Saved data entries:
########################################
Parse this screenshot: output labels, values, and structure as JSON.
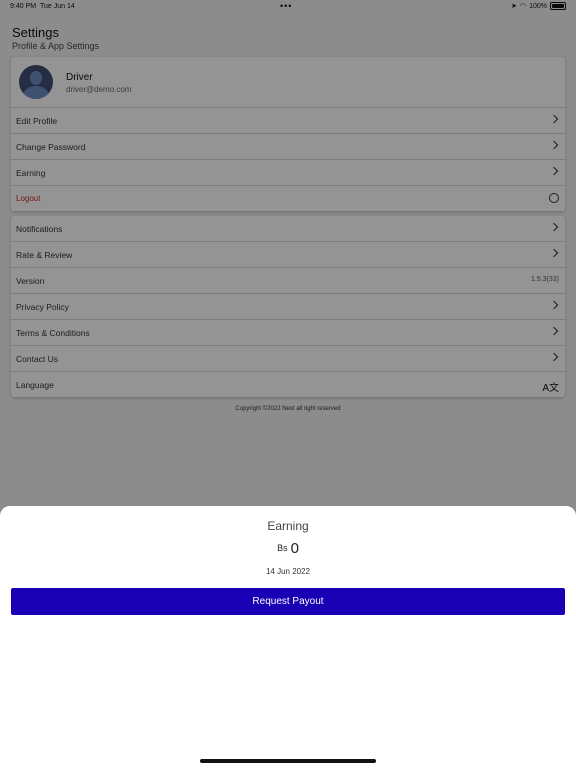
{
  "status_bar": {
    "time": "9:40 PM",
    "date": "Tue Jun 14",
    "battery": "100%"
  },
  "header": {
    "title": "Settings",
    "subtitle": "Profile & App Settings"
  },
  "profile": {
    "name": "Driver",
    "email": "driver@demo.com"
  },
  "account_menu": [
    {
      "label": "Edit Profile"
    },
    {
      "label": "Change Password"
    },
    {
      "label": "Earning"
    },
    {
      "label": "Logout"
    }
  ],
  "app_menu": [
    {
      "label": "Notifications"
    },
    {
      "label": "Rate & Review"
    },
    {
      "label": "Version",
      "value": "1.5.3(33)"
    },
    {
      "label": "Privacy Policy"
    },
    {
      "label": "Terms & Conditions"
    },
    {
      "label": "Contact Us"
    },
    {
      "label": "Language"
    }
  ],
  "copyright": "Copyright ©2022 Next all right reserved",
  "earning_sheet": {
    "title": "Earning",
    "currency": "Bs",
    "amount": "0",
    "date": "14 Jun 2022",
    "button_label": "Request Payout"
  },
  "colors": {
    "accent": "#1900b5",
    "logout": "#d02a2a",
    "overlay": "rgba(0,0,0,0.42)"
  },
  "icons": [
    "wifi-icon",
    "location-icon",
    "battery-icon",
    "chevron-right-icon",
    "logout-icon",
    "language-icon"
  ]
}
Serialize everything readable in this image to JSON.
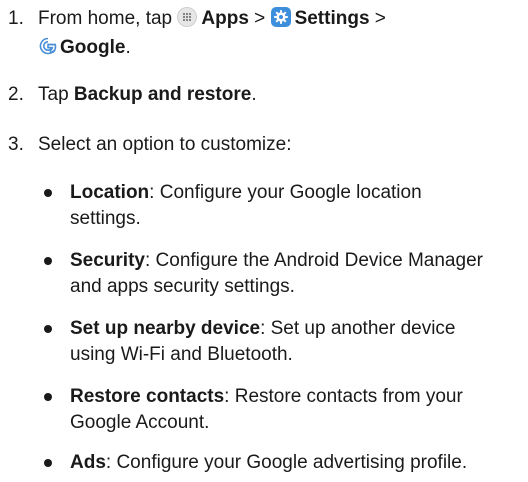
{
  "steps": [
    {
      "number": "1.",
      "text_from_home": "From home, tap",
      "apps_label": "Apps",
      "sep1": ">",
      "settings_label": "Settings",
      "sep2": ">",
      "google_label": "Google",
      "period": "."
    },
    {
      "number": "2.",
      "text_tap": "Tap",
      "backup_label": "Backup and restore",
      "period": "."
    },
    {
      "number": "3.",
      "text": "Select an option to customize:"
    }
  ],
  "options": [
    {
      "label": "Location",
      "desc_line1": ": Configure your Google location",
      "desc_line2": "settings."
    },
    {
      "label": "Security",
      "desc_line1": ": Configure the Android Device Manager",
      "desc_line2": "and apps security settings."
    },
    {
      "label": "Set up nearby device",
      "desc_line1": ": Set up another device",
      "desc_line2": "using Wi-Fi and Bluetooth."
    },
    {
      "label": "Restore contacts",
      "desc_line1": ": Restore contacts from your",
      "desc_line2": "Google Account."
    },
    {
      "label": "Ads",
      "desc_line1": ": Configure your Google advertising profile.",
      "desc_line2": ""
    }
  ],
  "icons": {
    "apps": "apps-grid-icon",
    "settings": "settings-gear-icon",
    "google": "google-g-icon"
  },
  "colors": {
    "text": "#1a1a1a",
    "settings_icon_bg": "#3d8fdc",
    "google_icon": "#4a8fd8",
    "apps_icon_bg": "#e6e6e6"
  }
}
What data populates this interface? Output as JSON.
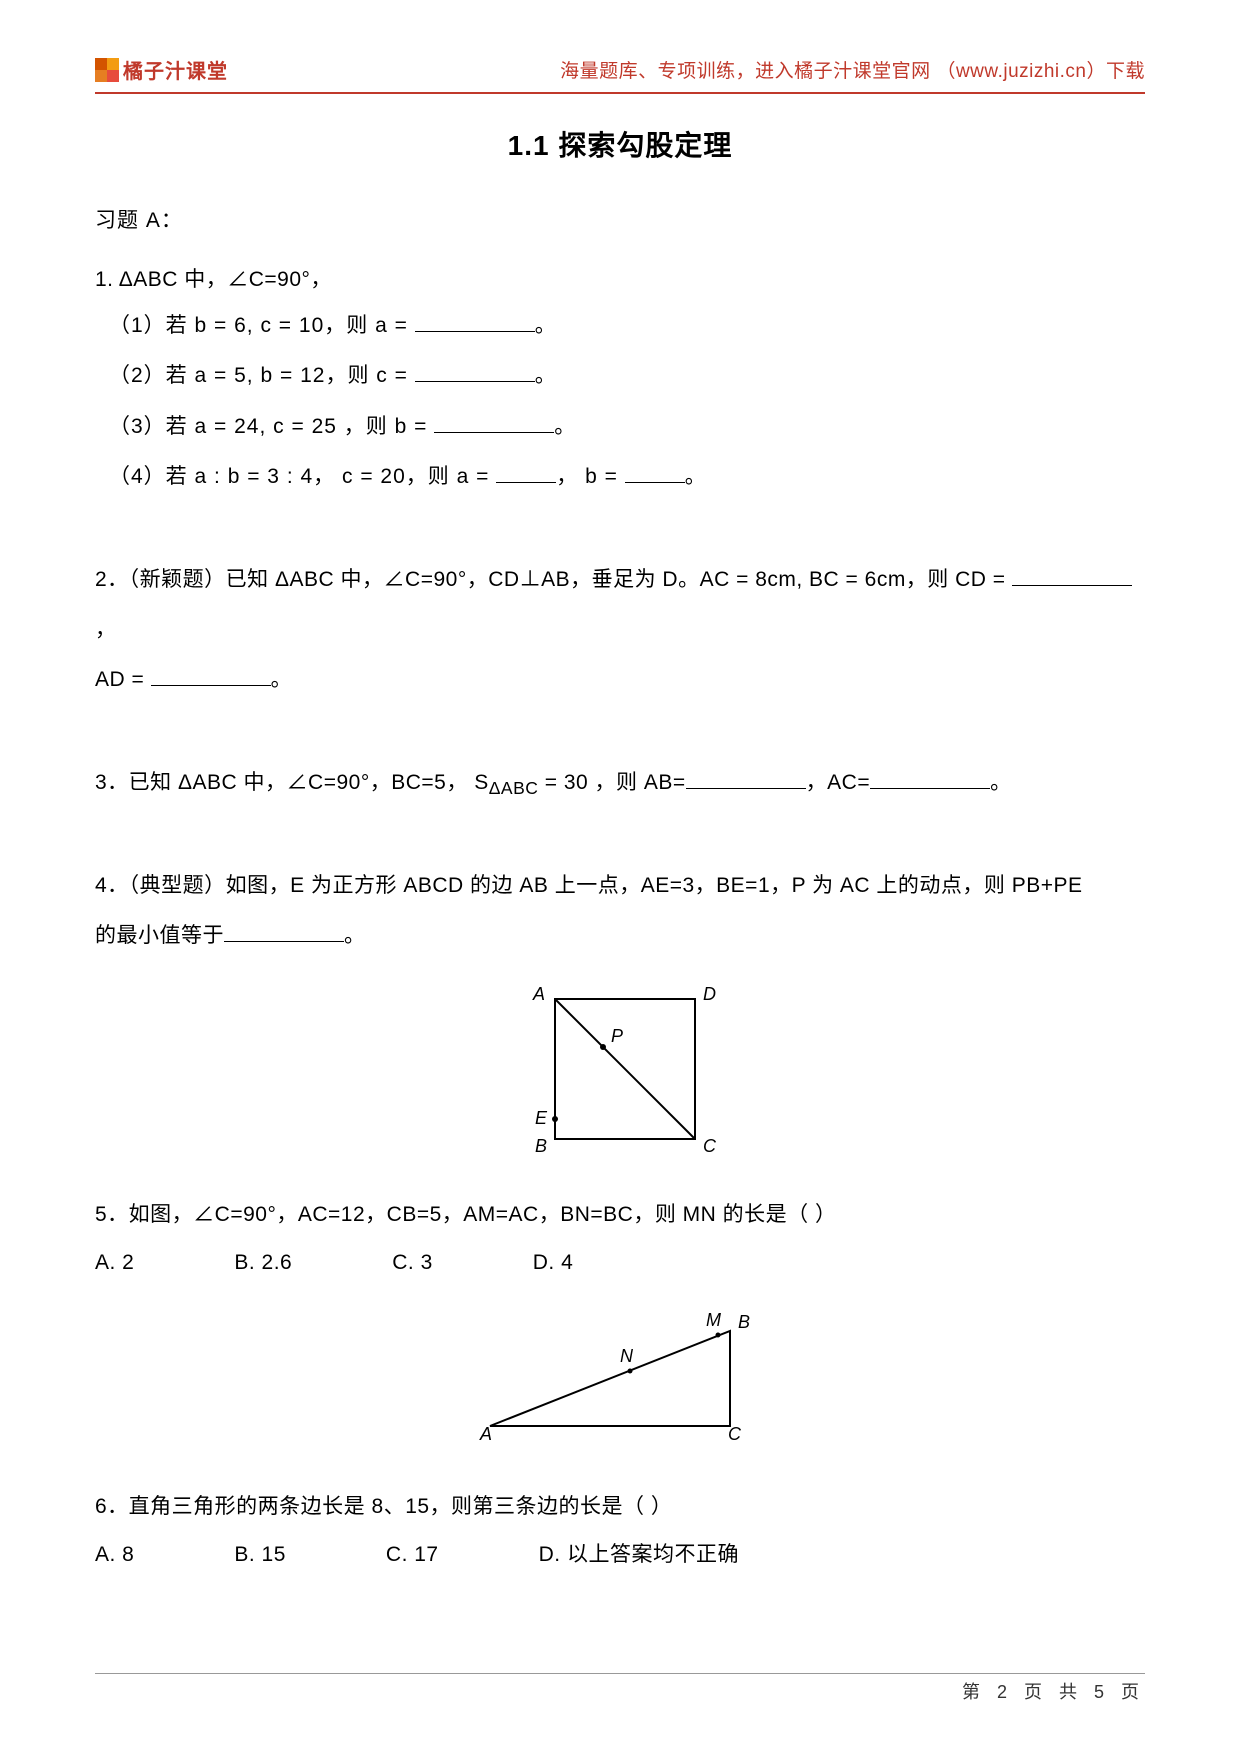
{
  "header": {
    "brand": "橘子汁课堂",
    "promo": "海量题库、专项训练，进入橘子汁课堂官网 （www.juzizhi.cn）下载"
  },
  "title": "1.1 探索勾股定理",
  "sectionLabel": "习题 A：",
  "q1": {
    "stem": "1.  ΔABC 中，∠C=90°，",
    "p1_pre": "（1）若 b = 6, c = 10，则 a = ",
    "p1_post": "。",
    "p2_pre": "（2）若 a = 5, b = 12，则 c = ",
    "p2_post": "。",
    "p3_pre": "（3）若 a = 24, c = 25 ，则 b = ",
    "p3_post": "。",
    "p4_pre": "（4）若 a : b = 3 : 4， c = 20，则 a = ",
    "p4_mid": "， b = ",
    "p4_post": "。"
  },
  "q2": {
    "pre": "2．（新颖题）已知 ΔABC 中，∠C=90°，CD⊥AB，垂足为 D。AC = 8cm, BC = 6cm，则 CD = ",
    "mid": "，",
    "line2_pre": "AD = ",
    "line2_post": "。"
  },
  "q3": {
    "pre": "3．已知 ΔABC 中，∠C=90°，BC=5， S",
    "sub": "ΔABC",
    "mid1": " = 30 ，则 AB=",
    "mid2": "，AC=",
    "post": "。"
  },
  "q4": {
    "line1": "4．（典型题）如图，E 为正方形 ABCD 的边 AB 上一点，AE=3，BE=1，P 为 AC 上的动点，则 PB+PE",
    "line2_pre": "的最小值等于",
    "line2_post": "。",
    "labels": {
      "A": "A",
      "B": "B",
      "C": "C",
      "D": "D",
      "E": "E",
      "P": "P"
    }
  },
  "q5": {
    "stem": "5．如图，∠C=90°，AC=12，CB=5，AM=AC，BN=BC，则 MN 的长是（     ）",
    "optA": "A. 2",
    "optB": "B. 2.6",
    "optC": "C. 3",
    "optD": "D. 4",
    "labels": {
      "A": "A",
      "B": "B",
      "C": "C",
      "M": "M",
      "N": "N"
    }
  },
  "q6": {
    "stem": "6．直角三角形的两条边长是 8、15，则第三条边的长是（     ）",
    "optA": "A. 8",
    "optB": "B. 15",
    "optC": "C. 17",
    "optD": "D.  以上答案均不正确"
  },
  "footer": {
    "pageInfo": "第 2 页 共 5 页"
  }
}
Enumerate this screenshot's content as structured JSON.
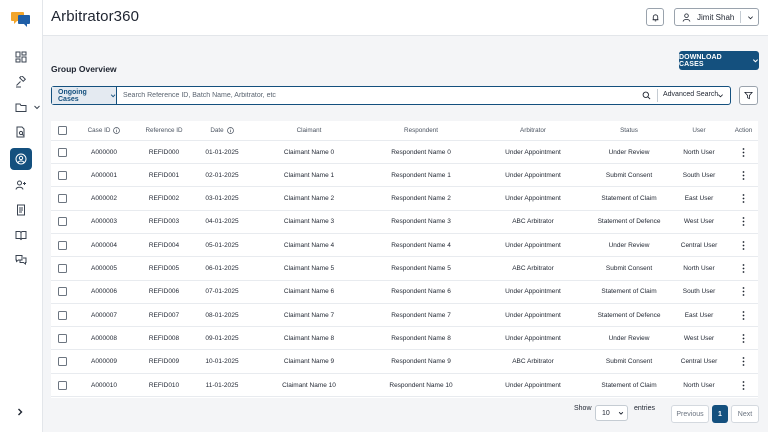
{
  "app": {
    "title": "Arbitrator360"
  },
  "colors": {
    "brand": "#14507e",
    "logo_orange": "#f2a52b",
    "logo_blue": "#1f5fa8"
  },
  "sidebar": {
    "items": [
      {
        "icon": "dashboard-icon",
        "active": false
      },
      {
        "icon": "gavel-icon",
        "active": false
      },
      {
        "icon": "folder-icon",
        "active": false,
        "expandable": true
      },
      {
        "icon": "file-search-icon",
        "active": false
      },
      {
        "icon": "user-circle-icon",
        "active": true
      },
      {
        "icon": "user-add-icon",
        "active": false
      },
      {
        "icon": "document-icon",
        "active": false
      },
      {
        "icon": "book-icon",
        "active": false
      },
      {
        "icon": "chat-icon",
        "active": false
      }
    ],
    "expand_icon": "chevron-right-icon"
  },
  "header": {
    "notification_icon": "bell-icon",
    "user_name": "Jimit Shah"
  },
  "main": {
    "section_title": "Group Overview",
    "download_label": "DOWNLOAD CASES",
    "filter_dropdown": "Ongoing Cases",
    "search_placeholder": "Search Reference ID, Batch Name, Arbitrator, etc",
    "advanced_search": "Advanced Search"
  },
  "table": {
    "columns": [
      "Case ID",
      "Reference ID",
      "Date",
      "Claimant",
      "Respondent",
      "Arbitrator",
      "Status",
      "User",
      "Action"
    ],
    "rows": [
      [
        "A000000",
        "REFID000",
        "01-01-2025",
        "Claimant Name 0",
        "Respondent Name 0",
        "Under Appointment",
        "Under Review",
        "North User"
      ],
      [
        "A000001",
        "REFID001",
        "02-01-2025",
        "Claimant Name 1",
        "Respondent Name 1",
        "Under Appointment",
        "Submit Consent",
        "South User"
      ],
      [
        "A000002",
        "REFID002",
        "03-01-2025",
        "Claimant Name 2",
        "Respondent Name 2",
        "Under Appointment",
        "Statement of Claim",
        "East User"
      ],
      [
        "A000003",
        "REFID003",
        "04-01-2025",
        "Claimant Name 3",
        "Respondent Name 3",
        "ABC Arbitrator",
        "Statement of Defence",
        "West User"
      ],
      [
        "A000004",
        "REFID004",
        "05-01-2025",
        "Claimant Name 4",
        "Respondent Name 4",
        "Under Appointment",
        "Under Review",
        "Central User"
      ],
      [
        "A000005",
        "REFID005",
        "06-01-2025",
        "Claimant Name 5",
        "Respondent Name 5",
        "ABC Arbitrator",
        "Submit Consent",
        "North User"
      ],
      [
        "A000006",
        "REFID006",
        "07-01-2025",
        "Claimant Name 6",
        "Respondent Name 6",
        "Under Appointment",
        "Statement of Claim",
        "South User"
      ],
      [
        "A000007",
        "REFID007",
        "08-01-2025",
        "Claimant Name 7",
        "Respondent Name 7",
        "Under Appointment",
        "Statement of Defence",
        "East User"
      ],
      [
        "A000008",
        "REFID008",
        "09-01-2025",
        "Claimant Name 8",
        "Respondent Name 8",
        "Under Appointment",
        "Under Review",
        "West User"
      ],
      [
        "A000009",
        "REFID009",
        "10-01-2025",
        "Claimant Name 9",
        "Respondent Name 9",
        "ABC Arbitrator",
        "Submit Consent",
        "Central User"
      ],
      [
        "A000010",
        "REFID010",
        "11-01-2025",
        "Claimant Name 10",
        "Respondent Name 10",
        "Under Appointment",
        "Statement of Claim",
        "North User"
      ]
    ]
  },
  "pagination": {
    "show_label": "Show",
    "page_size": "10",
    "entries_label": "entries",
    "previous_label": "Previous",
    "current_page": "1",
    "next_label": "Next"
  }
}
########################################
Read the lines above. Gather those in which the string "Configure" is found.

§ **REPLY TO THE EXERCISE**:
      "desc_line1": ": Configure your Google location",
      "desc_line1": ": Configure the Android Device Manager",
      "desc_line1": ": Configure your Google advertising profile.",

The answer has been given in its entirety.